[Data records]
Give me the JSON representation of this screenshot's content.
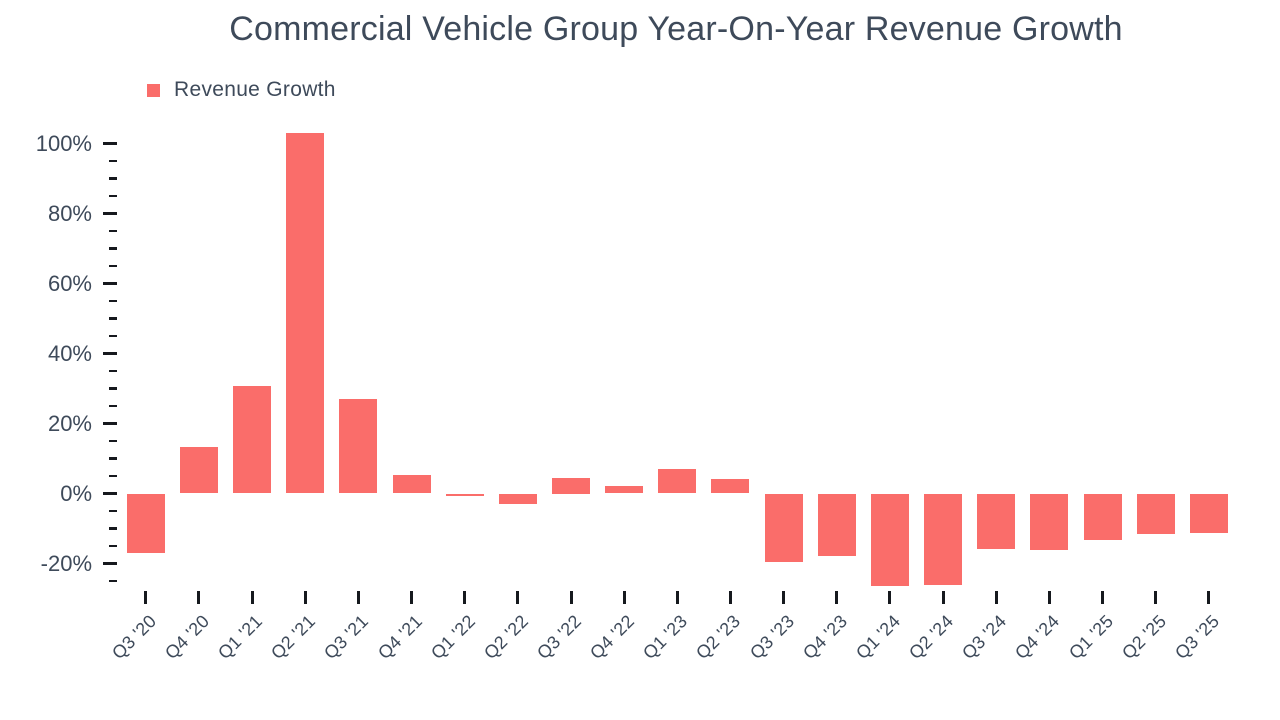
{
  "colors": {
    "background": "#ffffff",
    "bar": "#fa6d6a",
    "text": "#3e4a5a",
    "tick": "#16191e"
  },
  "legend": {
    "label": "Revenue Growth"
  },
  "chart_data": {
    "type": "bar",
    "title": "Commercial Vehicle Group Year-On-Year Revenue Growth",
    "categories": [
      "Q3 '20",
      "Q4 '20",
      "Q1 '21",
      "Q2 '21",
      "Q3 '21",
      "Q4 '21",
      "Q1 '22",
      "Q2 '22",
      "Q3 '22",
      "Q4 '22",
      "Q1 '23",
      "Q2 '23",
      "Q3 '23",
      "Q4 '23",
      "Q1 '24",
      "Q2 '24",
      "Q3 '24",
      "Q4 '24",
      "Q1 '25",
      "Q2 '25",
      "Q3 '25"
    ],
    "series": [
      {
        "name": "Revenue Growth",
        "values": [
          -16.9,
          13.4,
          30.7,
          102.9,
          27.1,
          5.4,
          -0.6,
          -3.0,
          4.5,
          2.2,
          6.9,
          4.1,
          -19.5,
          -17.8,
          -26.4,
          -26.2,
          -15.8,
          -16.2,
          -13.3,
          -11.6,
          -11.4
        ]
      }
    ],
    "value_unit": "%",
    "xlabel": "",
    "ylabel": "",
    "ytick_labels": [
      "100%",
      "80%",
      "60%",
      "40%",
      "20%",
      "0%",
      "-20%"
    ],
    "ytick_values": [
      100,
      80,
      60,
      40,
      20,
      0,
      -20
    ],
    "minor_ytick_step": 5,
    "ylim": [
      -27,
      104
    ],
    "grid": false,
    "legend_position": "top-left"
  }
}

*Written exercise*
Read through the data and copy every line where "Growth" shows up.

*Finished task*
    "label": "Revenue Growth"
    "title": "Commercial Vehicle Group Year-On-Year Revenue Growth",
        "name": "Revenue Growth",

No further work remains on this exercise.